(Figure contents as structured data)

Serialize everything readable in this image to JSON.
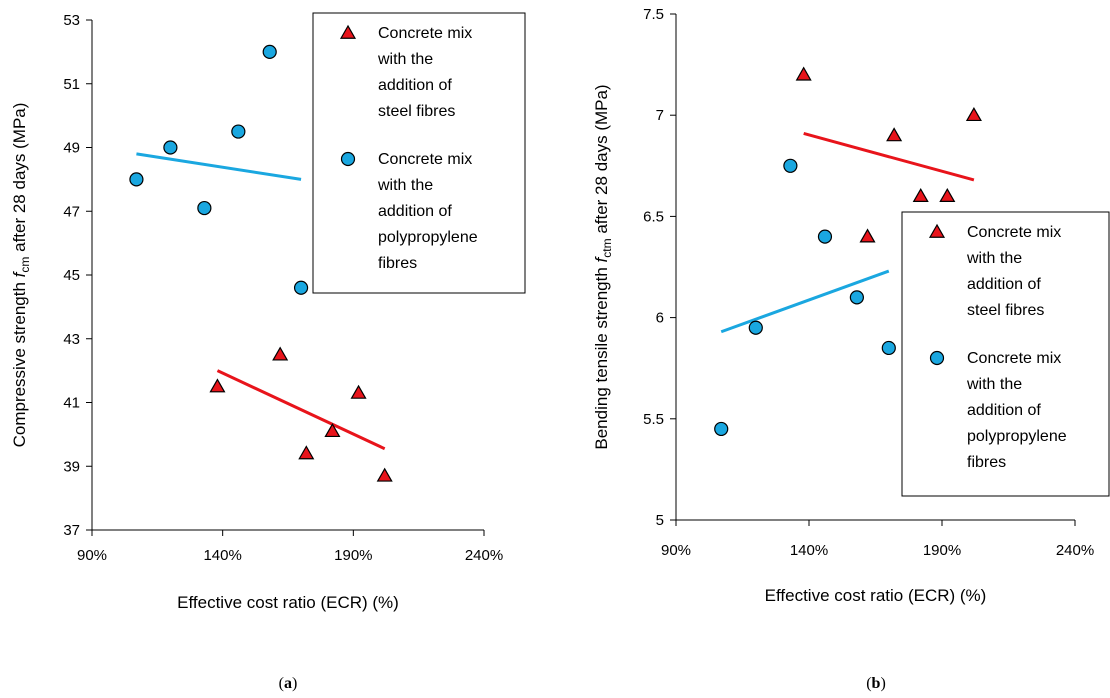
{
  "chart_data": [
    {
      "panel_label": "(a)",
      "panel_letter": "a",
      "type": "scatter",
      "xlabel": "Effective cost ratio (ECR) (%)",
      "ylabel": {
        "prefix": "Compressive strength ",
        "symbol": "f",
        "subscript": "cm",
        "suffix": " after 28 days (MPa)"
      },
      "xlim": [
        0.9,
        2.4
      ],
      "ylim": [
        37,
        53
      ],
      "x_ticks": [
        0.9,
        1.4,
        1.9,
        2.4
      ],
      "x_tick_labels": [
        "90%",
        "140%",
        "190%",
        "240%"
      ],
      "y_ticks": [
        37,
        39,
        41,
        43,
        45,
        47,
        49,
        51,
        53
      ],
      "y_tick_labels": [
        "37",
        "39",
        "41",
        "43",
        "45",
        "47",
        "49",
        "51",
        "53"
      ],
      "legend_position": "top-right",
      "series": [
        {
          "name_lines": [
            "Concrete mix",
            "with the",
            "addition of",
            "steel fibres"
          ],
          "marker": "triangle",
          "color": "#e8141b",
          "points": [
            [
              1.38,
              41.5
            ],
            [
              1.62,
              42.5
            ],
            [
              1.72,
              39.4
            ],
            [
              1.82,
              40.1
            ],
            [
              1.92,
              41.3
            ],
            [
              2.02,
              38.7
            ]
          ],
          "trend": [
            [
              1.38,
              42.0
            ],
            [
              2.02,
              39.55
            ]
          ]
        },
        {
          "name_lines": [
            "Concrete mix",
            "with the",
            "addition of",
            "polypropylene",
            "fibres"
          ],
          "marker": "circle",
          "color": "#1aa7e0",
          "points": [
            [
              1.07,
              48.0
            ],
            [
              1.2,
              49.0
            ],
            [
              1.33,
              47.1
            ],
            [
              1.46,
              49.5
            ],
            [
              1.58,
              52.0
            ],
            [
              1.7,
              44.6
            ]
          ],
          "trend": [
            [
              1.07,
              48.8
            ],
            [
              1.7,
              48.0
            ]
          ]
        }
      ]
    },
    {
      "panel_label": "(b)",
      "panel_letter": "b",
      "type": "scatter",
      "xlabel": "Effective cost ratio (ECR) (%)",
      "ylabel": {
        "prefix": "Bending tensile strength ",
        "symbol": "f",
        "subscript": "ctm",
        "suffix": " after 28 days (MPa)"
      },
      "xlim": [
        0.9,
        2.4
      ],
      "ylim": [
        5,
        7.5
      ],
      "x_ticks": [
        0.9,
        1.4,
        1.9,
        2.4
      ],
      "x_tick_labels": [
        "90%",
        "140%",
        "190%",
        "240%"
      ],
      "y_ticks": [
        5,
        5.5,
        6,
        6.5,
        7,
        7.5
      ],
      "y_tick_labels": [
        "5",
        "5.5",
        "6",
        "6.5",
        "7",
        "7.5"
      ],
      "legend_position": "right",
      "series": [
        {
          "name_lines": [
            "Concrete mix",
            "with the",
            "addition of",
            "steel fibres"
          ],
          "marker": "triangle",
          "color": "#e8141b",
          "points": [
            [
              1.38,
              7.2
            ],
            [
              1.62,
              6.4
            ],
            [
              1.72,
              6.9
            ],
            [
              1.82,
              6.6
            ],
            [
              1.92,
              6.6
            ],
            [
              2.02,
              7.0
            ]
          ],
          "trend": [
            [
              1.38,
              6.91
            ],
            [
              2.02,
              6.68
            ]
          ]
        },
        {
          "name_lines": [
            "Concrete mix",
            "with the",
            "addition of",
            "polypropylene",
            "fibres"
          ],
          "marker": "circle",
          "color": "#1aa7e0",
          "points": [
            [
              1.07,
              5.45
            ],
            [
              1.2,
              5.95
            ],
            [
              1.33,
              6.75
            ],
            [
              1.46,
              6.4
            ],
            [
              1.58,
              6.1
            ],
            [
              1.7,
              5.85
            ]
          ],
          "trend": [
            [
              1.07,
              5.93
            ],
            [
              1.7,
              6.23
            ]
          ]
        }
      ]
    }
  ]
}
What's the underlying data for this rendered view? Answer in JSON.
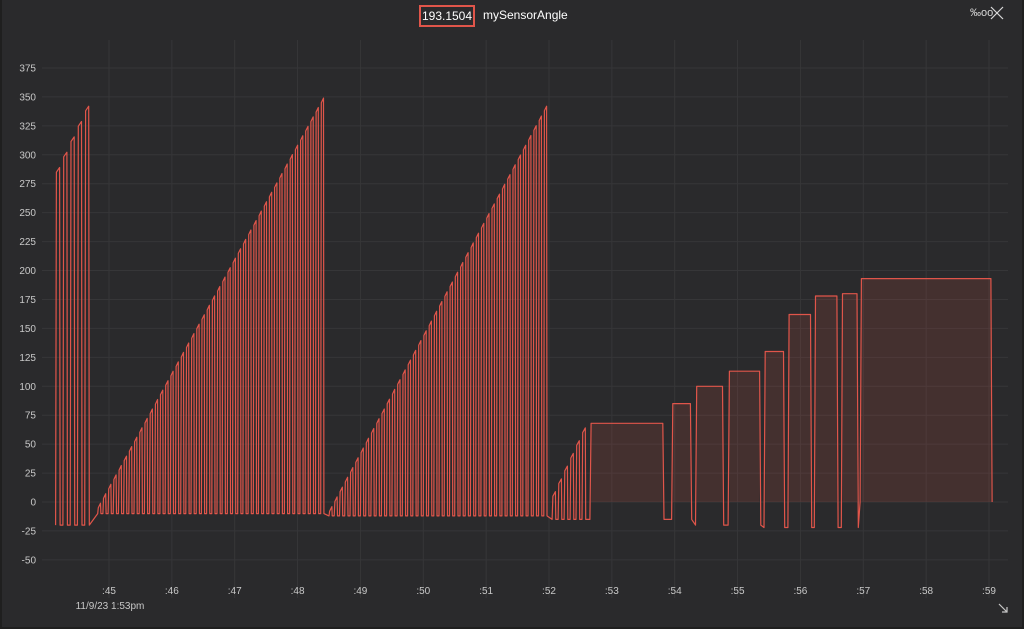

Description of the task: Repeat every record precisely. Any picture among them stays out of the copy.

Full solution:
Serialize everything readable in this image to JSON.
{
  "chart_data": [
    {
      "panel_label": "(a)",
      "panel_letter": "a",
      "type": "scatter",
      "xlabel": "Effective cost ratio (ECR) (%)",
      "ylabel": {
        "prefix": "Compressive strength ",
        "symbol": "f",
        "subscript": "cm",
        "suffix": " after 28 days (MPa)"
      },
      "xlim": [
        0.9,
        2.4
      ],
      "ylim": [
        37,
        53
      ],
      "x_ticks": [
        0.9,
        1.4,
        1.9,
        2.4
      ],
      "x_tick_labels": [
        "90%",
        "140%",
        "190%",
        "240%"
      ],
      "y_ticks": [
        37,
        39,
        41,
        43,
        45,
        47,
        49,
        51,
        53
      ],
      "y_tick_labels": [
        "37",
        "39",
        "41",
        "43",
        "45",
        "47",
        "49",
        "51",
        "53"
      ],
      "legend_position": "top-right",
      "series": [
        {
          "name_lines": [
            "Concrete mix",
            "with the",
            "addition of",
            "steel fibres"
          ],
          "marker": "triangle",
          "color": "#e8141b",
          "points": [
            [
              1.38,
              41.5
            ],
            [
              1.62,
              42.5
            ],
            [
              1.72,
              39.4
            ],
            [
              1.82,
              40.1
            ],
            [
              1.92,
              41.3
            ],
            [
              2.02,
              38.7
            ]
          ],
          "trend": [
            [
              1.38,
              42.0
            ],
            [
              2.02,
              39.55
            ]
          ]
        },
        {
          "name_lines": [
            "Concrete mix",
            "with the",
            "addition of",
            "polypropylene",
            "fibres"
          ],
          "marker": "circle",
          "color": "#1aa7e0",
          "points": [
            [
              1.07,
              48.0
            ],
            [
              1.2,
              49.0
            ],
            [
              1.33,
              47.1
            ],
            [
              1.46,
              49.5
            ],
            [
              1.58,
              52.0
            ],
            [
              1.7,
              44.6
            ]
          ],
          "trend": [
            [
              1.07,
              48.8
            ],
            [
              1.7,
              48.0
            ]
          ]
        }
      ]
    },
    {
      "panel_label": "(b)",
      "panel_letter": "b",
      "type": "scatter",
      "xlabel": "Effective cost ratio (ECR) (%)",
      "ylabel": {
        "prefix": "Bending tensile strength ",
        "symbol": "f",
        "subscript": "ctm",
        "suffix": " after 28 days (MPa)"
      },
      "xlim": [
        0.9,
        2.4
      ],
      "ylim": [
        5,
        7.5
      ],
      "x_ticks": [
        0.9,
        1.4,
        1.9,
        2.4
      ],
      "x_tick_labels": [
        "90%",
        "140%",
        "190%",
        "240%"
      ],
      "y_ticks": [
        5,
        5.5,
        6,
        6.5,
        7,
        7.5
      ],
      "y_tick_labels": [
        "5",
        "5.5",
        "6",
        "6.5",
        "7",
        "7.5"
      ],
      "legend_position": "right",
      "series": [
        {
          "name_lines": [
            "Concrete mix",
            "with the",
            "addition of",
            "steel fibres"
          ],
          "marker": "triangle",
          "color": "#e8141b",
          "points": [
            [
              1.38,
              7.2
            ],
            [
              1.62,
              6.4
            ],
            [
              1.72,
              6.9
            ],
            [
              1.82,
              6.6
            ],
            [
              1.92,
              6.6
            ],
            [
              2.02,
              7.0
            ]
          ],
          "trend": [
            [
              1.38,
              6.91
            ],
            [
              2.02,
              6.68
            ]
          ]
        },
        {
          "name_lines": [
            "Concrete mix",
            "with the",
            "addition of",
            "polypropylene",
            "fibres"
          ],
          "marker": "circle",
          "color": "#1aa7e0",
          "points": [
            [
              1.07,
              5.45
            ],
            [
              1.2,
              5.95
            ],
            [
              1.33,
              6.75
            ],
            [
              1.46,
              6.4
            ],
            [
              1.58,
              6.1
            ],
            [
              1.7,
              5.85
            ]
          ],
          "trend": [
            [
              1.07,
              5.93
            ],
            [
              1.7,
              6.23
            ]
          ]
        }
      ]
    }
  ]
}
What's the underlying data for this rendered view? Answer in JSON.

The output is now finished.